[Saved data entries]
** START **

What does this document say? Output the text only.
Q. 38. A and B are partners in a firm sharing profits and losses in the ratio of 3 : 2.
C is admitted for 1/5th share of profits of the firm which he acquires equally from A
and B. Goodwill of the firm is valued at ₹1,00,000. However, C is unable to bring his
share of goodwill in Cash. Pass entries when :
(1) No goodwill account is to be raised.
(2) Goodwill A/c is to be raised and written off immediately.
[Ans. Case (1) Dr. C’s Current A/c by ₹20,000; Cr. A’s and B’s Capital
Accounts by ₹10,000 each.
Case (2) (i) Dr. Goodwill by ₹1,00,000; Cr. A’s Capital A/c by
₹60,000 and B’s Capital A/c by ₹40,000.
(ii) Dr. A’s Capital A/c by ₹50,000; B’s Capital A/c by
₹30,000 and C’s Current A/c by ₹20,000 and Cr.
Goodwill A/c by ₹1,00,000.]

** END **
** START **

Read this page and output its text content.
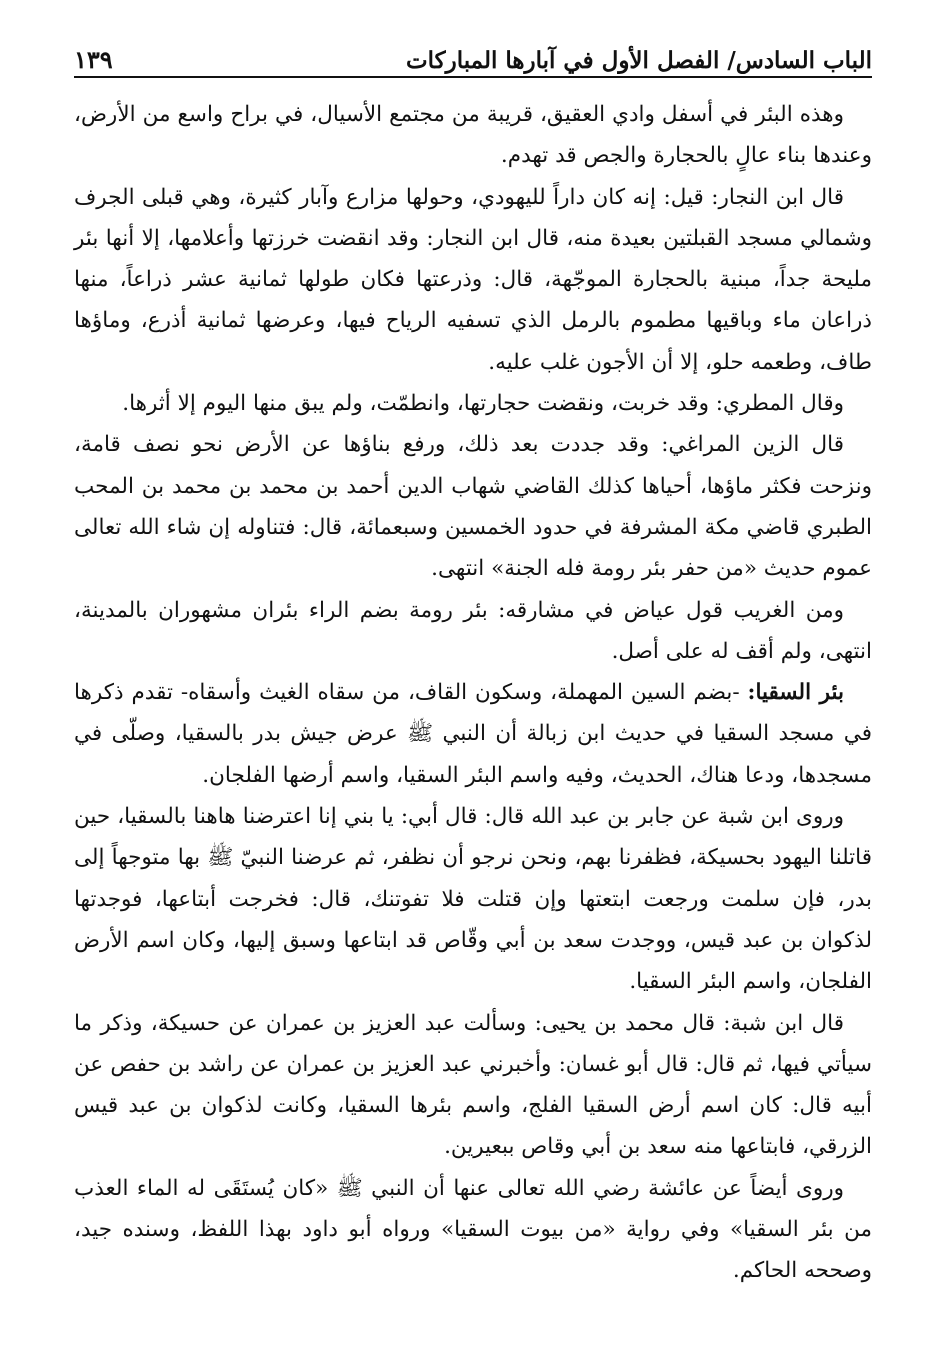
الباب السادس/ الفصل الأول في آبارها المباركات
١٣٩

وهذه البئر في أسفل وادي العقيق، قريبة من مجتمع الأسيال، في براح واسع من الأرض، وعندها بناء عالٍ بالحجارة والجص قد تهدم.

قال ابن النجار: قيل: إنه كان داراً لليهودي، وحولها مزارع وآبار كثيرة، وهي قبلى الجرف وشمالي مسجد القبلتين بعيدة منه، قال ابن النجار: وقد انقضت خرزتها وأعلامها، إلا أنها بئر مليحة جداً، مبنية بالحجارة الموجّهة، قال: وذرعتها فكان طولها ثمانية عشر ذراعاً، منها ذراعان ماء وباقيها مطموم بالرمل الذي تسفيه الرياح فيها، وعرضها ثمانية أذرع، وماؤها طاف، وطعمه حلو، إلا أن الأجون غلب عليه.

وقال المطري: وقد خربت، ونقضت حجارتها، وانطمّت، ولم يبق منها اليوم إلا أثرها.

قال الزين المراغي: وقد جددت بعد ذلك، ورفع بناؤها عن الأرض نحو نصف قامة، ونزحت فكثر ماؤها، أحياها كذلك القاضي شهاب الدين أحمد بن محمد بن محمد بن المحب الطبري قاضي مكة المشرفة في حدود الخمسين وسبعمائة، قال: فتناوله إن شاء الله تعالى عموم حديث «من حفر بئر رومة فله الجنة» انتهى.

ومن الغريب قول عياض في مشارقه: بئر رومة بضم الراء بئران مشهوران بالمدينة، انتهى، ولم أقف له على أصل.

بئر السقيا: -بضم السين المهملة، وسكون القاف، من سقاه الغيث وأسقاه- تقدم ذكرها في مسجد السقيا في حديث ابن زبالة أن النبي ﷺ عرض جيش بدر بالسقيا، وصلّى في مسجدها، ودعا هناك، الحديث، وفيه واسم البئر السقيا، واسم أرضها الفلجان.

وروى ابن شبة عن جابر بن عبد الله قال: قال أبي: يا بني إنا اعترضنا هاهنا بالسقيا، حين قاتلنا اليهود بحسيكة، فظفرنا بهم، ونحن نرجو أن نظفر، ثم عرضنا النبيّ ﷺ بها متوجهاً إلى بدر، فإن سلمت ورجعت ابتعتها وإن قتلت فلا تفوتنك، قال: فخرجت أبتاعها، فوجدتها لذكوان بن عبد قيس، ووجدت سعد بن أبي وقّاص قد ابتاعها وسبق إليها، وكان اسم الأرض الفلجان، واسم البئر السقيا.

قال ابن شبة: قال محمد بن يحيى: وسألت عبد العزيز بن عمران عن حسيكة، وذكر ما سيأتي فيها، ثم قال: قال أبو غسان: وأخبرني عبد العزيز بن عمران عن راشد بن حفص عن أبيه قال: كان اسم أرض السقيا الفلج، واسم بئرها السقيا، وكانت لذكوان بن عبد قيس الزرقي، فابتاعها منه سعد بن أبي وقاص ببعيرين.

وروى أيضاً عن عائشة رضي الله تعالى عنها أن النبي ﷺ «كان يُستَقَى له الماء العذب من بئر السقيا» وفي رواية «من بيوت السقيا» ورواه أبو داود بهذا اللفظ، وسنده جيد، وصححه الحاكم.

** END **

* _Exercise description_
Scan the data for the word "البئر" and copy every line where it shows up.

* _Task response_
وهذه البئر في أسفل وادي العقيق، قريبة من مجتمع الأسيال، في براح واسع من الأرض، وعندها بناء عالٍ بالحجارة والجص قد تهدم.
بئر السقيا: -بضم السين المهملة، وسكون القاف، من سقاه الغيث وأسقاه- تقدم ذكرها في مسجد السقيا في حديث ابن زبالة أن النبي ﷺ عرض جيش بدر بالسقيا، وصلّى في مسجدها، ودعا هناك، الحديث، وفيه واسم البئر السقيا، واسم أرضها الفلجان.
وروى ابن شبة عن جابر بن عبد الله قال: قال أبي: يا بني إنا اعترضنا هاهنا بالسقيا، حين قاتلنا اليهود بحسيكة، فظفرنا بهم، ونحن نرجو أن نظفر، ثم عرضنا النبيّ ﷺ بها متوجهاً إلى بدر، فإن سلمت ورجعت ابتعتها وإن قتلت فلا تفوتنك، قال: فخرجت أبتاعها، فوجدتها لذكوان بن عبد قيس، ووجدت سعد بن أبي وقّاص قد ابتاعها وسبق إليها، وكان اسم الأرض الفلجان، واسم البئر السقيا.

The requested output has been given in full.